# REQUIRED WORK
Skip any picture you find and retype all the remaining lines exactly.

─── MATERIAL FOR THIS TASK

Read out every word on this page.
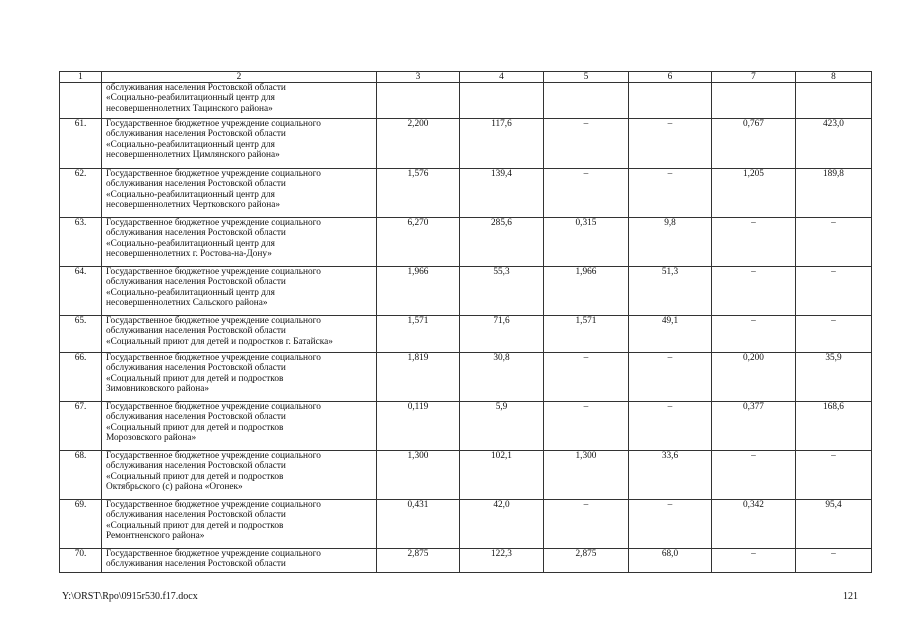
1	2	3	4	5	6	7	8

	обслуживания населения Ростовской области
«Социально-реабилитационный центр для
несовершеннолетних Тацинского района»						

61.	Государственное бюджетное учреждение социального
обслуживания населения Ростовской области
«Социально-реабилитационный центр для
несовершеннолетних Цимлянского района»	2,200	117,6	–	–	0,767	423,0
62.	Государственное бюджетное учреждение социального
обслуживания населения Ростовской области
«Социально-реабилитационный центр для
несовершеннолетних Чертковского района»	1,576	139,4	–	–	1,205	189,8
63.	Государственное бюджетное учреждение социального
обслуживания населения Ростовской области
«Социально-реабилитационный центр для
несовершеннолетних г. Ростова-на-Дону»	6,270	285,6	0,315	9,8	–	–
64.	Государственное бюджетное учреждение социального
обслуживания населения Ростовской области
«Социально-реабилитационный центр для
несовершеннолетних Сальского района»	1,966	55,3	1,966	51,3	–	–
65.	Государственное бюджетное учреждение социального
обслуживания населения Ростовской области
«Социальный приют для детей и подростков г. Батайска»	1,571	71,6	1,571	49,1	–	–
66.	Государственное бюджетное учреждение социального
обслуживания населения Ростовской области
«Социальный приют для детей и подростков
Зимовниковского района»	1,819	30,8	–	–	0,200	35,9
67.	Государственное бюджетное учреждение социального
обслуживания населения Ростовской области
«Социальный приют для детей и подростков
Морозовского района»	0,119	5,9	–	–	0,377	168,6
68.	Государственное бюджетное учреждение социального
обслуживания населения Ростовской области
«Социальный приют для детей и подростков
Октябрьского (с) района «Огонек»	1,300	102,1	1,300	33,6	–	–
69.	Государственное бюджетное учреждение социального
обслуживания населения Ростовской области
«Социальный приют для детей и подростков
Ремонтненского района»	0,431	42,0	–	–	0,342	95,4
70.	Государственное бюджетное учреждение социального
обслуживания населения Ростовской области	2,875	122,3	2,875	68,0	–	–
Y:\ORST\Rpo\0915r530.f17.docx	121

──────

# WORKED SOLUTION
Read out every word on this page.
1	2	3	4	5	6	7	8

	обслуживания населения Ростовской области
«Социально-реабилитационный центр для
несовершеннолетних Тацинского района»						

61.	Государственное бюджетное учреждение социального
обслуживания населения Ростовской области
«Социально-реабилитационный центр для
несовершеннолетних Цимлянского района»	2,200	117,6	–	–	0,767	423,0
62.	Государственное бюджетное учреждение социального
обслуживания населения Ростовской области
«Социально-реабилитационный центр для
несовершеннолетних Чертковского района»	1,576	139,4	–	–	1,205	189,8
63.	Государственное бюджетное учреждение социального
обслуживания населения Ростовской области
«Социально-реабилитационный центр для
несовершеннолетних г. Ростова-на-Дону»	6,270	285,6	0,315	9,8	–	–
64.	Государственное бюджетное учреждение социального
обслуживания населения Ростовской области
«Социально-реабилитационный центр для
несовершеннолетних Сальского района»	1,966	55,3	1,966	51,3	–	–
65.	Государственное бюджетное учреждение социального
обслуживания населения Ростовской области
«Социальный приют для детей и подростков г. Батайска»	1,571	71,6	1,571	49,1	–	–
66.	Государственное бюджетное учреждение социального
обслуживания населения Ростовской области
«Социальный приют для детей и подростков
Зимовниковского района»	1,819	30,8	–	–	0,200	35,9
67.	Государственное бюджетное учреждение социального
обслуживания населения Ростовской области
«Социальный приют для детей и подростков
Морозовского района»	0,119	5,9	–	–	0,377	168,6
68.	Государственное бюджетное учреждение социального
обслуживания населения Ростовской области
«Социальный приют для детей и подростков
Октябрьского (с) района «Огонек»	1,300	102,1	1,300	33,6	–	–
69.	Государственное бюджетное учреждение социального
обслуживания населения Ростовской области
«Социальный приют для детей и подростков
Ремонтненского района»	0,431	42,0	–	–	0,342	95,4
70.	Государственное бюджетное учреждение социального
обслуживания населения Ростовской области	2,875	122,3	2,875	68,0	–	–
Y:\ORST\Rpo\0915r530.f17.docx	121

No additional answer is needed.